> **SHORT EXERCISE**: Keep the images out and copy every entry below exactly.

> **PROVIDED MATERIAL**:
● ● ● ● ●

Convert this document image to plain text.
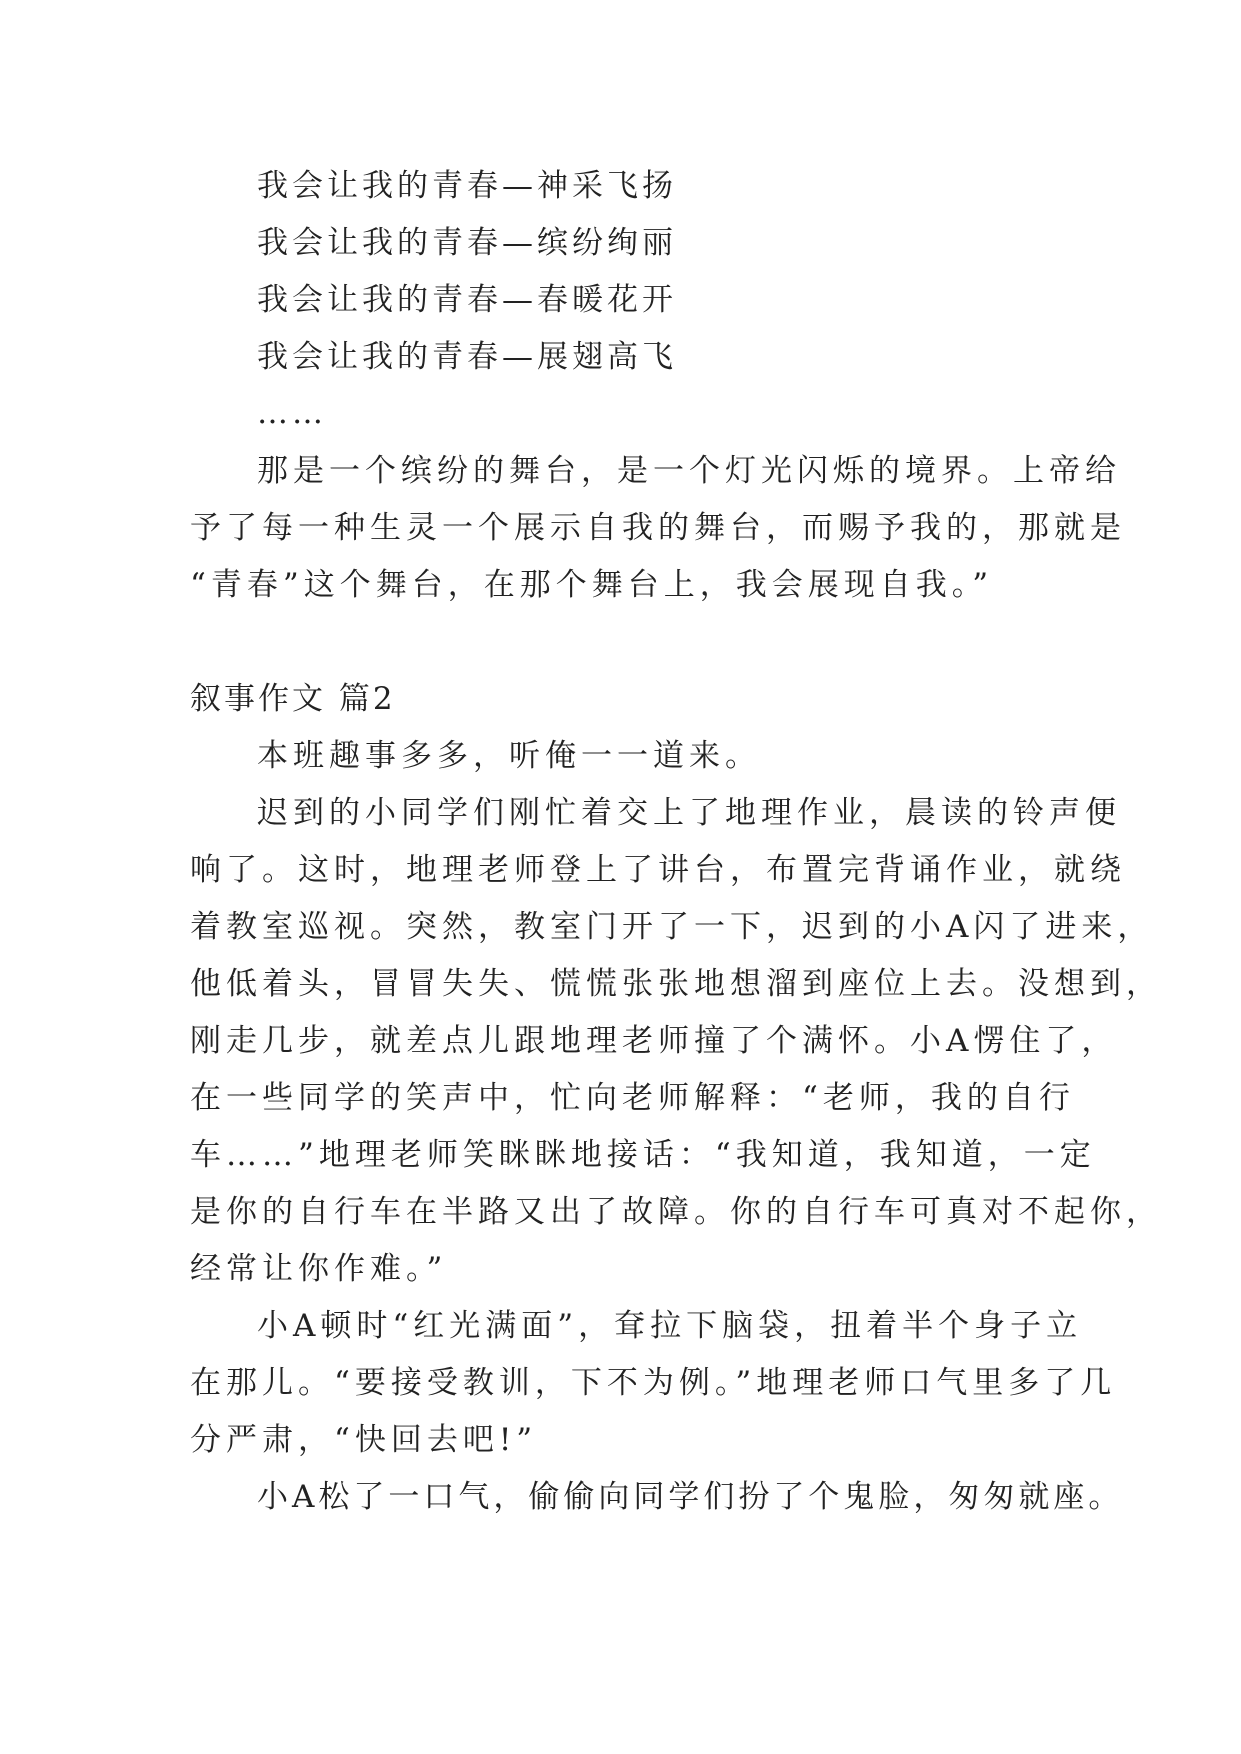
我会让我的青春—神采飞扬
我会让我的青春—缤纷绚丽
我会让我的青春—春暖花开
我会让我的青春—展翅高飞
……
那是一个缤纷的舞台，是一个灯光闪烁的境界。上帝给
予了每一种生灵一个展示自我的舞台，而赐予我的，那就是
“青春”这个舞台，在那个舞台上，我会展现自我。”
叙事作文 篇2
本班趣事多多，听俺一一道来。
迟到的小同学们刚忙着交上了地理作业，晨读的铃声便
响了。这时，地理老师登上了讲台，布置完背诵作业，就绕
着教室巡视。突然，教室门开了一下，迟到的小A闪了进来，
他低着头，冒冒失失、慌慌张张地想溜到座位上去。没想到，
刚走几步，就差点儿跟地理老师撞了个满怀。小A愣住了，
在一些同学的笑声中，忙向老师解释：“老师，我的自行
车……”地理老师笑眯眯地接话：“我知道，我知道，一定
是你的自行车在半路又出了故障。你的自行车可真对不起你，
经常让你作难。”
小A顿时“红光满面”，耷拉下脑袋，扭着半个身子立
在那儿。“要接受教训，下不为例。”地理老师口气里多了几
分严肃，“快回去吧!”
小A松了一口气，偷偷向同学们扮了个鬼脸，匆匆就座。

● ● ● ● ●

> **RESPONSE**:
Convert this document image to plain text.
我会让我的青春—神采飞扬
我会让我的青春—缤纷绚丽
我会让我的青春—春暖花开
我会让我的青春—展翅高飞
……
那是一个缤纷的舞台，是一个灯光闪烁的境界。上帝给
予了每一种生灵一个展示自我的舞台，而赐予我的，那就是
“青春”这个舞台，在那个舞台上，我会展现自我。”
叙事作文 篇2
本班趣事多多，听俺一一道来。
迟到的小同学们刚忙着交上了地理作业，晨读的铃声便
响了。这时，地理老师登上了讲台，布置完背诵作业，就绕
着教室巡视。突然，教室门开了一下，迟到的小A闪了进来，
他低着头，冒冒失失、慌慌张张地想溜到座位上去。没想到，
刚走几步，就差点儿跟地理老师撞了个满怀。小A愣住了，
在一些同学的笑声中，忙向老师解释：“老师，我的自行
车……”地理老师笑眯眯地接话：“我知道，我知道，一定
是你的自行车在半路又出了故障。你的自行车可真对不起你，
经常让你作难。”
小A顿时“红光满面”，耷拉下脑袋，扭着半个身子立
在那儿。“要接受教训，下不为例。”地理老师口气里多了几
分严肃，“快回去吧!”
小A松了一口气，偷偷向同学们扮了个鬼脸，匆匆就座。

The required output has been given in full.